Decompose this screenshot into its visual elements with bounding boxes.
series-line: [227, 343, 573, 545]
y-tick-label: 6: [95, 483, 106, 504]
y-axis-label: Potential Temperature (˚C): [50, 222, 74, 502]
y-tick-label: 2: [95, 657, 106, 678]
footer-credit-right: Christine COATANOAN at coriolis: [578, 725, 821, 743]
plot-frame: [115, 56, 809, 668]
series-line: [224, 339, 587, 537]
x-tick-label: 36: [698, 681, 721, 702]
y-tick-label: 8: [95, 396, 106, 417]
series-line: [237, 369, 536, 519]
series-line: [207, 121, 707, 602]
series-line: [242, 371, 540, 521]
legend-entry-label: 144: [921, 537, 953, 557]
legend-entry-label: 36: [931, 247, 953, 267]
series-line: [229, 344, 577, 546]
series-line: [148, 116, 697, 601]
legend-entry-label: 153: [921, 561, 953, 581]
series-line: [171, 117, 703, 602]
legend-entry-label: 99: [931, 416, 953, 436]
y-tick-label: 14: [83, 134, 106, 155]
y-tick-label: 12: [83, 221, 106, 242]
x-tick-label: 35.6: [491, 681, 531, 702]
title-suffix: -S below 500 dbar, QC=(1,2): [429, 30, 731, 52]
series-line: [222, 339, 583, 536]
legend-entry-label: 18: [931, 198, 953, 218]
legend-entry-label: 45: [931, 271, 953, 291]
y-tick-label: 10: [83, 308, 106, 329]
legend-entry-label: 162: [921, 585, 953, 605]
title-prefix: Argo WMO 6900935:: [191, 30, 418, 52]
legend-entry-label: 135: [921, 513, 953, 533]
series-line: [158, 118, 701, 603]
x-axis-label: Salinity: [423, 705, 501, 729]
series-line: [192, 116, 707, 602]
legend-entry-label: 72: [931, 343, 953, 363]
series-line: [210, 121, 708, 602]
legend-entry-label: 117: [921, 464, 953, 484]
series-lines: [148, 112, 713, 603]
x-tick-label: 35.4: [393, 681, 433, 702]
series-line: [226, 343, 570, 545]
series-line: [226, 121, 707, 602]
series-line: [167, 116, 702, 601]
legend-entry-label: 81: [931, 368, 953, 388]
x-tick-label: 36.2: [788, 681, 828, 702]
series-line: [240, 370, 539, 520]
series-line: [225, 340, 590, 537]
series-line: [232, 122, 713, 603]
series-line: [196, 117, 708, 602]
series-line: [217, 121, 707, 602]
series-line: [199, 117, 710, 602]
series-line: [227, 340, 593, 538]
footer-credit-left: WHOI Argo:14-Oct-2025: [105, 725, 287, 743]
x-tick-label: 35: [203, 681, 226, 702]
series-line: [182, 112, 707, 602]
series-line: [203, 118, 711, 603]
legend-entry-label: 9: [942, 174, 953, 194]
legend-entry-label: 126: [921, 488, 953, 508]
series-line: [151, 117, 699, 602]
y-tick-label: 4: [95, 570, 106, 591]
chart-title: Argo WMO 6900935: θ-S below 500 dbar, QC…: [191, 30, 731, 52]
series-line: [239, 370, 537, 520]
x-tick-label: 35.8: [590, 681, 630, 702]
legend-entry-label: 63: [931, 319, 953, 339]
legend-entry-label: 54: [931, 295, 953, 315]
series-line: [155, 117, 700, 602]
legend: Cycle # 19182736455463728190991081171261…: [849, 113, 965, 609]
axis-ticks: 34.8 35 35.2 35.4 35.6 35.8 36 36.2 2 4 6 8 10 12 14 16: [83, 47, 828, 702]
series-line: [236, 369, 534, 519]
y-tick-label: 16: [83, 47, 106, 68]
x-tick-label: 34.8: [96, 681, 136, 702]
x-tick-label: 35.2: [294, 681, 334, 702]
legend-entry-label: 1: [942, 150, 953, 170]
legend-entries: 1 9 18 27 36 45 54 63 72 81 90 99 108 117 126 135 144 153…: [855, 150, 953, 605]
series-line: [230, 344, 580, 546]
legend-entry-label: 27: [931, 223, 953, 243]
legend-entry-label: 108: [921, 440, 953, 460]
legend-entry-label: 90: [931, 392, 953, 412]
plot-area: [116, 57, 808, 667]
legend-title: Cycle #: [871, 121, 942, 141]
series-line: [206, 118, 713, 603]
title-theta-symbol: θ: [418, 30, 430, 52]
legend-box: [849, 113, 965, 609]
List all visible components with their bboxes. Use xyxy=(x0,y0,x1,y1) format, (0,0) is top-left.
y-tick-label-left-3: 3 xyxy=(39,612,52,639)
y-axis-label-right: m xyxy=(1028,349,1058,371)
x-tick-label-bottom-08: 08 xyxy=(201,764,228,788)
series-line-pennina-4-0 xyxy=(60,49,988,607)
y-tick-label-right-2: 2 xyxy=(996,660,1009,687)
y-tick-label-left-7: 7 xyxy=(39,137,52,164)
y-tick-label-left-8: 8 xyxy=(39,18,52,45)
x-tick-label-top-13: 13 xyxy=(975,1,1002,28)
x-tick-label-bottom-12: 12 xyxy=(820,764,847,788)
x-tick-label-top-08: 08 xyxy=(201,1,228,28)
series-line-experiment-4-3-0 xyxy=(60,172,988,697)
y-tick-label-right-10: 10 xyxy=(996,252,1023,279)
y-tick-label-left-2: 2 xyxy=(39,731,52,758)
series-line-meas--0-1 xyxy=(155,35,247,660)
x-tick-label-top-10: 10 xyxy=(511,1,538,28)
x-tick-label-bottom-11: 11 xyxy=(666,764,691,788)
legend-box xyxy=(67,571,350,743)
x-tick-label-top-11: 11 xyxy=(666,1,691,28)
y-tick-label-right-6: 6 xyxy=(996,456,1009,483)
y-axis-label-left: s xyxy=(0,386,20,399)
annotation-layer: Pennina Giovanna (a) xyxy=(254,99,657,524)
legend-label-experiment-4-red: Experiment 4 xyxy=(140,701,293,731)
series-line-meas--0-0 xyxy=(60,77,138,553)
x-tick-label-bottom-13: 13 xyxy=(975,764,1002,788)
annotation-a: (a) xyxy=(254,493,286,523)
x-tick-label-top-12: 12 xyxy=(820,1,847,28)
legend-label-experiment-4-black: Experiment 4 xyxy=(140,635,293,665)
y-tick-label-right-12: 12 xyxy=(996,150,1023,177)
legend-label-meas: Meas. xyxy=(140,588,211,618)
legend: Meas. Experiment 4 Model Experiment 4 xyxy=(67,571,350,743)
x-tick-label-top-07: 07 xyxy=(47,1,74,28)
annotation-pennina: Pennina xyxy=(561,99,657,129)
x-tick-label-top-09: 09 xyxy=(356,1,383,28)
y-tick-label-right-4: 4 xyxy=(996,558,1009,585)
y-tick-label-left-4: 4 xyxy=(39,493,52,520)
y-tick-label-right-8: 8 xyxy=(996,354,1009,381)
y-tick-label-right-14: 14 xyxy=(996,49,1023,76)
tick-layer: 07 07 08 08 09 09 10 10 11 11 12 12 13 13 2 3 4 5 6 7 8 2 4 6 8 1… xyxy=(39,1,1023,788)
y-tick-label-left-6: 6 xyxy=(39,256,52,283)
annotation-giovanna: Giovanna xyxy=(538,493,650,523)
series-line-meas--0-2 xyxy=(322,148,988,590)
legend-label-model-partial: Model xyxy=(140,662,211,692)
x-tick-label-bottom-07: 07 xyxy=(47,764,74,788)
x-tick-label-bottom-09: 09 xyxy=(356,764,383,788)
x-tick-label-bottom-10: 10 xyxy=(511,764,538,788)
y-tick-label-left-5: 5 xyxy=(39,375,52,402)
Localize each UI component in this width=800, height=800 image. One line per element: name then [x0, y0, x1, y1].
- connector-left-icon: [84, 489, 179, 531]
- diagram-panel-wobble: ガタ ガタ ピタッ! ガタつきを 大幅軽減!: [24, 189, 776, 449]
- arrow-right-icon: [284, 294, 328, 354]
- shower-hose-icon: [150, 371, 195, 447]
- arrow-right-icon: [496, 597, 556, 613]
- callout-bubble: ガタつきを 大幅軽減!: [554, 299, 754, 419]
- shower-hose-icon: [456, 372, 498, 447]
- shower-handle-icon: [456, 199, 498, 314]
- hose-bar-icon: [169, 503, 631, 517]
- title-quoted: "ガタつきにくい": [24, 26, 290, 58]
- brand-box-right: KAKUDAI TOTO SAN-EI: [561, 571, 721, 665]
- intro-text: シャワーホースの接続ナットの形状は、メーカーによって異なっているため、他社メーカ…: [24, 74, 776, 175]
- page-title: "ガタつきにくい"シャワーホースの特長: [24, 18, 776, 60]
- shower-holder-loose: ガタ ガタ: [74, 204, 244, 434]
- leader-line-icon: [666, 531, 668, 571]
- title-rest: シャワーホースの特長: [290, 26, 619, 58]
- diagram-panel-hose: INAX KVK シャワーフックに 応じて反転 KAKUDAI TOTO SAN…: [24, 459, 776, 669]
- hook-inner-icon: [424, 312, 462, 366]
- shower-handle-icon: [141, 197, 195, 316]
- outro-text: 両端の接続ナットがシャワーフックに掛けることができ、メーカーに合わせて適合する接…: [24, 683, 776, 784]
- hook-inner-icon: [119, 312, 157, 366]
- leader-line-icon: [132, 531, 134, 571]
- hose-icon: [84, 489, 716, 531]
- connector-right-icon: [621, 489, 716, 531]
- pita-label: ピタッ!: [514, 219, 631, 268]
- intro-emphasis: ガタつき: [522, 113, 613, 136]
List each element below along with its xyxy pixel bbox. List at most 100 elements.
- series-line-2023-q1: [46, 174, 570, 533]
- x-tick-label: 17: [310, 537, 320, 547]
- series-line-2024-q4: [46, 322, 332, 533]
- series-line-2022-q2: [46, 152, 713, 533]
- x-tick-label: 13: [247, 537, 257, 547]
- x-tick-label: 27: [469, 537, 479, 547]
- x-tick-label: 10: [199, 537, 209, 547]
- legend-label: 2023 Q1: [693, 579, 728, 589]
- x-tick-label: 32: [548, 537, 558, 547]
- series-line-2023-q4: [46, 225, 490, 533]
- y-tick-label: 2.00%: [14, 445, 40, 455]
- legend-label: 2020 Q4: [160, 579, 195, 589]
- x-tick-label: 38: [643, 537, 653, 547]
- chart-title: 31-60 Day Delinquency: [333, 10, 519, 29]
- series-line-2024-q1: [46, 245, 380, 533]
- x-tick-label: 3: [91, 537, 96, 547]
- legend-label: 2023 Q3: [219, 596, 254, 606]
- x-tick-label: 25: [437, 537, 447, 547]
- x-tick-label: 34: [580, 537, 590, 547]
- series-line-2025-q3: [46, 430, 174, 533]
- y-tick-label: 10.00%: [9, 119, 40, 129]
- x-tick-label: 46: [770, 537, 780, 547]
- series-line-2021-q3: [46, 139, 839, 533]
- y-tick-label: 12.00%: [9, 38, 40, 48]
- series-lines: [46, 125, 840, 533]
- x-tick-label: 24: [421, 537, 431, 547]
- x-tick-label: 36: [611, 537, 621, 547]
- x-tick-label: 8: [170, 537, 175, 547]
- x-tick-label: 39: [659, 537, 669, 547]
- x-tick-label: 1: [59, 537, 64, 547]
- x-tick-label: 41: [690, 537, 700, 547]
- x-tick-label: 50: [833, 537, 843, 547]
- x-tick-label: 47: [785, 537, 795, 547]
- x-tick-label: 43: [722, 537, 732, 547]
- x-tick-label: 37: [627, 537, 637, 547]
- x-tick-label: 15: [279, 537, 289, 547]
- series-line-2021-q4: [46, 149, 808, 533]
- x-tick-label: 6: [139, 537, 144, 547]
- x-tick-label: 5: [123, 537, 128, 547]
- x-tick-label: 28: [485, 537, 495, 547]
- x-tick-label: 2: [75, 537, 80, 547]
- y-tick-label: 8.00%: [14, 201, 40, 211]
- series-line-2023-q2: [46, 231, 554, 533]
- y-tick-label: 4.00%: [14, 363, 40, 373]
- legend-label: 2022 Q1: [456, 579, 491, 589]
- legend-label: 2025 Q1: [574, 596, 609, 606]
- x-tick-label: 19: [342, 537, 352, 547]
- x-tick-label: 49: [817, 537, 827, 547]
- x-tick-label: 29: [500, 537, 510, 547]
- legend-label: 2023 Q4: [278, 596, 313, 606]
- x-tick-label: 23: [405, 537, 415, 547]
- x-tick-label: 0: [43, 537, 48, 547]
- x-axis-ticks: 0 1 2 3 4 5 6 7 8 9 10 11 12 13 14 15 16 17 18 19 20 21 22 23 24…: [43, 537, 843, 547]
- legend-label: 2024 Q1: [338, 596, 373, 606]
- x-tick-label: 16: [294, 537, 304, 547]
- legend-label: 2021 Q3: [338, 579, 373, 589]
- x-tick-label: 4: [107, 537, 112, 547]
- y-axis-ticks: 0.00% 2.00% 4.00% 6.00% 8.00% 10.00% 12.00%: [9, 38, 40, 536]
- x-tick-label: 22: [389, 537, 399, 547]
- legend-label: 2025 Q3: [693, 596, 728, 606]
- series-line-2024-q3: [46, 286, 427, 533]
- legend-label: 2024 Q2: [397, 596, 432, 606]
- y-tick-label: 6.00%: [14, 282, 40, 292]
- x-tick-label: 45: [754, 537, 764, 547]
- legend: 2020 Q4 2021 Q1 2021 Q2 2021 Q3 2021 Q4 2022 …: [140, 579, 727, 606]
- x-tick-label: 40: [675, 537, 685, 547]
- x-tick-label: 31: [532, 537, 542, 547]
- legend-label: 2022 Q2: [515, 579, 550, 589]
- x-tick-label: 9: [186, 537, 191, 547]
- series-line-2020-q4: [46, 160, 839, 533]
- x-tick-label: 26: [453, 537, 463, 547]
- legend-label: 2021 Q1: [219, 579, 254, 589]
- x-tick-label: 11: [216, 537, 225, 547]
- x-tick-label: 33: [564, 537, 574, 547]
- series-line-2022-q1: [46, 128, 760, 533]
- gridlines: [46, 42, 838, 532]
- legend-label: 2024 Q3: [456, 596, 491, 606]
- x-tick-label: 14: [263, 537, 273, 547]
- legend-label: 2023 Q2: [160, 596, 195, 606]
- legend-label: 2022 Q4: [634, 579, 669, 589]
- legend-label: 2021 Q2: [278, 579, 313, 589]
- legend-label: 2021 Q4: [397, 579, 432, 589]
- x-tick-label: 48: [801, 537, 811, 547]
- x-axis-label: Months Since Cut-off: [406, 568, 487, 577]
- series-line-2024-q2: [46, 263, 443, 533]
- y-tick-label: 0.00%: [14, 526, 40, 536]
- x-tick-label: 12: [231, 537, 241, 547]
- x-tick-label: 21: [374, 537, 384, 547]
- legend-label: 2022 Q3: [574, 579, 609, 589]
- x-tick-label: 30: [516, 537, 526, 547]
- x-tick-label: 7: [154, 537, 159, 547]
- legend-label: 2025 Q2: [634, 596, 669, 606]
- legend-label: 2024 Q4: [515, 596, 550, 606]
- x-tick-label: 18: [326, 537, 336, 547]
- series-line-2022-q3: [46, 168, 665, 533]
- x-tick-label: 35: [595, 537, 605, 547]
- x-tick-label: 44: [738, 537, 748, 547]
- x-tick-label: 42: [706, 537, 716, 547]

### Set task
Starting from the top of the data and ending with the line that has "series-line: [207, 121, 707, 602]", rewrite those lines with "Potential Temperature" changed to "Potential Temp" and nothing else altered.

### Answer for the task
Decompose this screenshot into its visual elements with bounding boxes.
series-line: [227, 343, 573, 545]
y-tick-label: 6: [95, 483, 106, 504]
y-axis-label: Potential Temp (˚C): [50, 222, 74, 502]
y-tick-label: 2: [95, 657, 106, 678]
footer-credit-right: Christine COATANOAN at coriolis: [578, 725, 821, 743]
plot-frame: [115, 56, 809, 668]
series-line: [224, 339, 587, 537]
x-tick-label: 36: [698, 681, 721, 702]
y-tick-label: 8: [95, 396, 106, 417]
series-line: [237, 369, 536, 519]
series-line: [207, 121, 707, 602]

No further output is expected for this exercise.